***** DATASET CONTENT *****
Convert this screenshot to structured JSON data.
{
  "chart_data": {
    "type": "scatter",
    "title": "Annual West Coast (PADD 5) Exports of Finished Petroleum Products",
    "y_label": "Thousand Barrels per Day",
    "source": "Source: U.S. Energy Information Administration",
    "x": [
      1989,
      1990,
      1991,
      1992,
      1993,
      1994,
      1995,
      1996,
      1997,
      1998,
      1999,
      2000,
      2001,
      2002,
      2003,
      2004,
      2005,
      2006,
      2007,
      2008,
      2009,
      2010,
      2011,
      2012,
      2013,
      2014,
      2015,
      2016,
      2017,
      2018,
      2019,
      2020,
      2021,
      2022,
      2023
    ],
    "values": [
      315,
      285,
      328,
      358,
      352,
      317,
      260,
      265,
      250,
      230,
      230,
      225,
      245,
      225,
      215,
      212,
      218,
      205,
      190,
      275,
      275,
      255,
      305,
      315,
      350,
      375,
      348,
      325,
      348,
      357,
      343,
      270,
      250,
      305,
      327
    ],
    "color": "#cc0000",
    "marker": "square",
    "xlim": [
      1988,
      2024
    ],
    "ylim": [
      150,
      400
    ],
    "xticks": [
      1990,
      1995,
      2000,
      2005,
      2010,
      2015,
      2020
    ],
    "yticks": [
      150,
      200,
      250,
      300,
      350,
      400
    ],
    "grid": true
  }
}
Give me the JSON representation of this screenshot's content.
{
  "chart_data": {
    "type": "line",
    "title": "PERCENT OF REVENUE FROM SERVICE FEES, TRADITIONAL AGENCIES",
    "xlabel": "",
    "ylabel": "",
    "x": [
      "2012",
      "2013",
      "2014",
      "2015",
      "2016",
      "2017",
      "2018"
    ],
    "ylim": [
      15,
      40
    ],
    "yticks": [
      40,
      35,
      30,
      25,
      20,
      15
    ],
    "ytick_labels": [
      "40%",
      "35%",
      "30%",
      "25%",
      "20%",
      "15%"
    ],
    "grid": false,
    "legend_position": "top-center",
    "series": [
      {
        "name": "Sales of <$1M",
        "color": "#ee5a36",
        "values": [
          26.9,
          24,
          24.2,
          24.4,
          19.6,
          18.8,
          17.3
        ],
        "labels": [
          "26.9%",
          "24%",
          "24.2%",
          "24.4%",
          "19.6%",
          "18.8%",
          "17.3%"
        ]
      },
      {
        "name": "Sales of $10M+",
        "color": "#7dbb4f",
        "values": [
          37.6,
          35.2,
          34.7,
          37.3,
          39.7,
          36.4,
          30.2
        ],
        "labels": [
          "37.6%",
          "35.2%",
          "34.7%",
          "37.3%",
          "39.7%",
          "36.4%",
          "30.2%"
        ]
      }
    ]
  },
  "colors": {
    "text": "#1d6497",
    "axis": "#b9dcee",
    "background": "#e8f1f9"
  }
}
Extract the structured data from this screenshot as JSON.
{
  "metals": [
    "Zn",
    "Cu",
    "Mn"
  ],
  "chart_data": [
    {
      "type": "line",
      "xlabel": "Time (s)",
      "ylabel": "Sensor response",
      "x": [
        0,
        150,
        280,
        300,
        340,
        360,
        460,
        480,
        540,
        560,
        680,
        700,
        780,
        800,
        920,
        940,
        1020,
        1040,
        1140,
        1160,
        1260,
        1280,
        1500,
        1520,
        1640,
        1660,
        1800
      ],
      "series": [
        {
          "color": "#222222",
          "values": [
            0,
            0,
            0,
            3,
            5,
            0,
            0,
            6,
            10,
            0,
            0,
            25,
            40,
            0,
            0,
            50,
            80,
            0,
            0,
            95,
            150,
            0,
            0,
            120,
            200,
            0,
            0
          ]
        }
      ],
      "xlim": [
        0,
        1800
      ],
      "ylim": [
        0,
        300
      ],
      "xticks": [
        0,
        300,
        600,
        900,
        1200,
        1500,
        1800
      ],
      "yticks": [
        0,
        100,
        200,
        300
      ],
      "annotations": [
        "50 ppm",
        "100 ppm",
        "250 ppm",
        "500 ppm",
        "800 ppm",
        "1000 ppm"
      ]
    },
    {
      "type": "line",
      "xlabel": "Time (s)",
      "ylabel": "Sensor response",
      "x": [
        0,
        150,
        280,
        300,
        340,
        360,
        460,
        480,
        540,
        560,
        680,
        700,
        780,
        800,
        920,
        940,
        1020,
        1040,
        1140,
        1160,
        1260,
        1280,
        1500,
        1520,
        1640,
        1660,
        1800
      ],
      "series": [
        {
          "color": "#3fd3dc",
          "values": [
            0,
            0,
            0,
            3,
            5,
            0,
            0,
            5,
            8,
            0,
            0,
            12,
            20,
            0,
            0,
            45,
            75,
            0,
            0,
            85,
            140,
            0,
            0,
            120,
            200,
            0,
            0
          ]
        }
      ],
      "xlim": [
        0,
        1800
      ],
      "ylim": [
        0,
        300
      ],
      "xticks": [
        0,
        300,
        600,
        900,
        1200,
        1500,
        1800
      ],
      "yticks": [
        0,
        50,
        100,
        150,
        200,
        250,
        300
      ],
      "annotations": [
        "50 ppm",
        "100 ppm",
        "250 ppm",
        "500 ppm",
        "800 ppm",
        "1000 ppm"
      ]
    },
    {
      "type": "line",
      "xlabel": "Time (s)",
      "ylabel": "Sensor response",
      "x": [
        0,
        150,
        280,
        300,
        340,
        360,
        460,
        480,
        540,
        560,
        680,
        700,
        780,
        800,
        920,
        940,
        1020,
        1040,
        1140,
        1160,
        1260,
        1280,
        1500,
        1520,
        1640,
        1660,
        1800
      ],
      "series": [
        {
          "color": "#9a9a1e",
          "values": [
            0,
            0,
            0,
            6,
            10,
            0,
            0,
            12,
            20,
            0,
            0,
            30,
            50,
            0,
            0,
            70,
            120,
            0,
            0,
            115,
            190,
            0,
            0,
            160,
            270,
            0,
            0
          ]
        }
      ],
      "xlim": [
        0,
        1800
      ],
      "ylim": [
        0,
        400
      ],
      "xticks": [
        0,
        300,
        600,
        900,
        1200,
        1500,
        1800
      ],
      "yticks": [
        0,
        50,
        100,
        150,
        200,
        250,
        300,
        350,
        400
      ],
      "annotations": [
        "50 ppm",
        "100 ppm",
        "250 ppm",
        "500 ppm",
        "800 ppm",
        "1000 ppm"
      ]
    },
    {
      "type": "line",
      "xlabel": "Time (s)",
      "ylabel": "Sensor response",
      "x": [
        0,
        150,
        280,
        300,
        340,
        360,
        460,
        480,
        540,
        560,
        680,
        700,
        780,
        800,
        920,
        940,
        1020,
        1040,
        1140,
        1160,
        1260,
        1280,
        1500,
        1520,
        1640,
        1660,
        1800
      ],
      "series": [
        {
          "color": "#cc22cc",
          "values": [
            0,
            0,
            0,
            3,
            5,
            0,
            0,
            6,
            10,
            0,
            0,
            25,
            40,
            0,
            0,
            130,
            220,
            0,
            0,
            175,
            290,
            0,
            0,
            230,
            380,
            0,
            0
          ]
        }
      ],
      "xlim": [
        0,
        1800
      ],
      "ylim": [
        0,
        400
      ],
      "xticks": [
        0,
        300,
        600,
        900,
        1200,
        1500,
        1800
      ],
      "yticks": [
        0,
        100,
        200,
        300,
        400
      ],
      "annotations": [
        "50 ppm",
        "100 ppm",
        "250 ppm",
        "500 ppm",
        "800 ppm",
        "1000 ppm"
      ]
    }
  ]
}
*****
**REQUIRED TASK:**
Restate every record exactly, leaving nothing out.

**COMPLETED TASK:**
Convert this screenshot to structured JSON data.
{
  "chart_data": {
    "type": "scatter",
    "title": "Annual West Coast (PADD 5) Exports of Finished Petroleum Products",
    "y_label": "Thousand Barrels per Day",
    "source": "Source: U.S. Energy Information Administration",
    "x": [
      1989,
      1990,
      1991,
      1992,
      1993,
      1994,
      1995,
      1996,
      1997,
      1998,
      1999,
      2000,
      2001,
      2002,
      2003,
      2004,
      2005,
      2006,
      2007,
      2008,
      2009,
      2010,
      2011,
      2012,
      2013,
      2014,
      2015,
      2016,
      2017,
      2018,
      2019,
      2020,
      2021,
      2022,
      2023
    ],
    "values": [
      315,
      285,
      328,
      358,
      352,
      317,
      260,
      265,
      250,
      230,
      230,
      225,
      245,
      225,
      215,
      212,
      218,
      205,
      190,
      275,
      275,
      255,
      305,
      315,
      350,
      375,
      348,
      325,
      348,
      357,
      343,
      270,
      250,
      305,
      327
    ],
    "color": "#cc0000",
    "marker": "square",
    "xlim": [
      1988,
      2024
    ],
    "ylim": [
      150,
      400
    ],
    "xticks": [
      1990,
      1995,
      2000,
      2005,
      2010,
      2015,
      2020
    ],
    "yticks": [
      150,
      200,
      250,
      300,
      350,
      400
    ],
    "grid": true
  }
}
Give me the JSON representation of this screenshot's content.
{
  "chart_data": {
    "type": "line",
    "title": "PERCENT OF REVENUE FROM SERVICE FEES, TRADITIONAL AGENCIES",
    "xlabel": "",
    "ylabel": "",
    "x": [
      "2012",
      "2013",
      "2014",
      "2015",
      "2016",
      "2017",
      "2018"
    ],
    "ylim": [
      15,
      40
    ],
    "yticks": [
      40,
      35,
      30,
      25,
      20,
      15
    ],
    "ytick_labels": [
      "40%",
      "35%",
      "30%",
      "25%",
      "20%",
      "15%"
    ],
    "grid": false,
    "legend_position": "top-center",
    "series": [
      {
        "name": "Sales of <$1M",
        "color": "#ee5a36",
        "values": [
          26.9,
          24,
          24.2,
          24.4,
          19.6,
          18.8,
          17.3
        ],
        "labels": [
          "26.9%",
          "24%",
          "24.2%",
          "24.4%",
          "19.6%",
          "18.8%",
          "17.3%"
        ]
      },
      {
        "name": "Sales of $10M+",
        "color": "#7dbb4f",
        "values": [
          37.6,
          35.2,
          34.7,
          37.3,
          39.7,
          36.4,
          30.2
        ],
        "labels": [
          "37.6%",
          "35.2%",
          "34.7%",
          "37.3%",
          "39.7%",
          "36.4%",
          "30.2%"
        ]
      }
    ]
  },
  "colors": {
    "text": "#1d6497",
    "axis": "#b9dcee",
    "background": "#e8f1f9"
  }
}
Extract the structured data from this screenshot as JSON.
{
  "metals": [
    "Zn",
    "Cu",
    "Mn"
  ],
  "chart_data": [
    {
      "type": "line",
      "xlabel": "Time (s)",
      "ylabel": "Sensor response",
      "x": [
        0,
        150,
        280,
        300,
        340,
        360,
        460,
        480,
        540,
        560,
        680,
        700,
        780,
        800,
        920,
        940,
        1020,
        1040,
        1140,
        1160,
        1260,
        1280,
        1500,
        1520,
        1640,
        1660,
        1800
      ],
      "series": [
        {
          "color": "#222222",
          "values": [
            0,
            0,
            0,
            3,
            5,
            0,
            0,
            6,
            10,
            0,
            0,
            25,
            40,
            0,
            0,
            50,
            80,
            0,
            0,
            95,
            150,
            0,
            0,
            120,
            200,
            0,
            0
          ]
        }
      ],
      "xlim": [
        0,
        1800
      ],
      "ylim": [
        0,
        300
      ],
      "xticks": [
        0,
        300,
        600,
        900,
        1200,
        1500,
        1800
      ],
      "yticks": [
        0,
        100,
        200,
        300
      ],
      "annotations": [
        "50 ppm",
        "100 ppm",
        "250 ppm",
        "500 ppm",
        "800 ppm",
        "1000 ppm"
      ]
    },
    {
      "type": "line",
      "xlabel": "Time (s)",
      "ylabel": "Sensor response",
      "x": [
        0,
        150,
        280,
        300,
        340,
        360,
        460,
        480,
        540,
        560,
        680,
        700,
        780,
        800,
        920,
        940,
        1020,
        1040,
        1140,
        1160,
        1260,
        1280,
        1500,
        1520,
        1640,
        1660,
        1800
      ],
      "series": [
        {
          "color": "#3fd3dc",
          "values": [
            0,
            0,
            0,
            3,
            5,
            0,
            0,
            5,
            8,
            0,
            0,
            12,
            20,
            0,
            0,
            45,
            75,
            0,
            0,
            85,
            140,
            0,
            0,
            120,
            200,
            0,
            0
          ]
        }
      ],
      "xlim": [
        0,
        1800
      ],
      "ylim": [
        0,
        300
      ],
      "xticks": [
        0,
        300,
        600,
        900,
        1200,
        1500,
        1800
      ],
      "yticks": [
        0,
        50,
        100,
        150,
        200,
        250,
        300
      ],
      "annotations": [
        "50 ppm",
        "100 ppm",
        "250 ppm",
        "500 ppm",
        "800 ppm",
        "1000 ppm"
      ]
    },
    {
      "type": "line",
      "xlabel": "Time (s)",
      "ylabel": "Sensor response",
      "x": [
        0,
        150,
        280,
        300,
        340,
        360,
        460,
        480,
        540,
        560,
        680,
        700,
        780,
        800,
        920,
        940,
        1020,
        1040,
        1140,
        1160,
        1260,
        1280,
        1500,
        1520,
        1640,
        1660,
        1800
      ],
      "series": [
        {
          "color": "#9a9a1e",
          "values": [
            0,
            0,
            0,
            6,
            10,
            0,
            0,
            12,
            20,
            0,
            0,
            30,
            50,
            0,
            0,
            70,
            120,
            0,
            0,
            115,
            190,
            0,
            0,
            160,
            270,
            0,
            0
          ]
        }
      ],
      "xlim": [
        0,
        1800
      ],
      "ylim": [
        0,
        400
      ],
      "xticks": [
        0,
        300,
        600,
        900,
        1200,
        1500,
        1800
      ],
      "yticks": [
        0,
        50,
        100,
        150,
        200,
        250,
        300,
        350,
        400
      ],
      "annotations": [
        "50 ppm",
        "100 ppm",
        "250 ppm",
        "500 ppm",
        "800 ppm",
        "1000 ppm"
      ]
    },
    {
      "type": "line",
      "xlabel": "Time (s)",
      "ylabel": "Sensor response",
      "x": [
        0,
        150,
        280,
        300,
        340,
        360,
        460,
        480,
        540,
        560,
        680,
        700,
        780,
        800,
        920,
        940,
        1020,
        1040,
        1140,
        1160,
        1260,
        1280,
        1500,
        1520,
        1640,
        1660,
        1800
      ],
      "series": [
        {
          "color": "#cc22cc",
          "values": [
            0,
            0,
            0,
            3,
            5,
            0,
            0,
            6,
            10,
            0,
            0,
            25,
            40,
            0,
            0,
            130,
            220,
            0,
            0,
            175,
            290,
            0,
            0,
            230,
            380,
            0,
            0
          ]
        }
      ],
      "xlim": [
        0,
        1800
      ],
      "ylim": [
        0,
        400
      ],
      "xticks": [
        0,
        300,
        600,
        900,
        1200,
        1500,
        1800
      ],
      "yticks": [
        0,
        100,
        200,
        300,
        400
      ],
      "annotations": [
        "50 ppm",
        "100 ppm",
        "250 ppm",
        "500 ppm",
        "800 ppm",
        "1000 ppm"
      ]
    }
  ]
}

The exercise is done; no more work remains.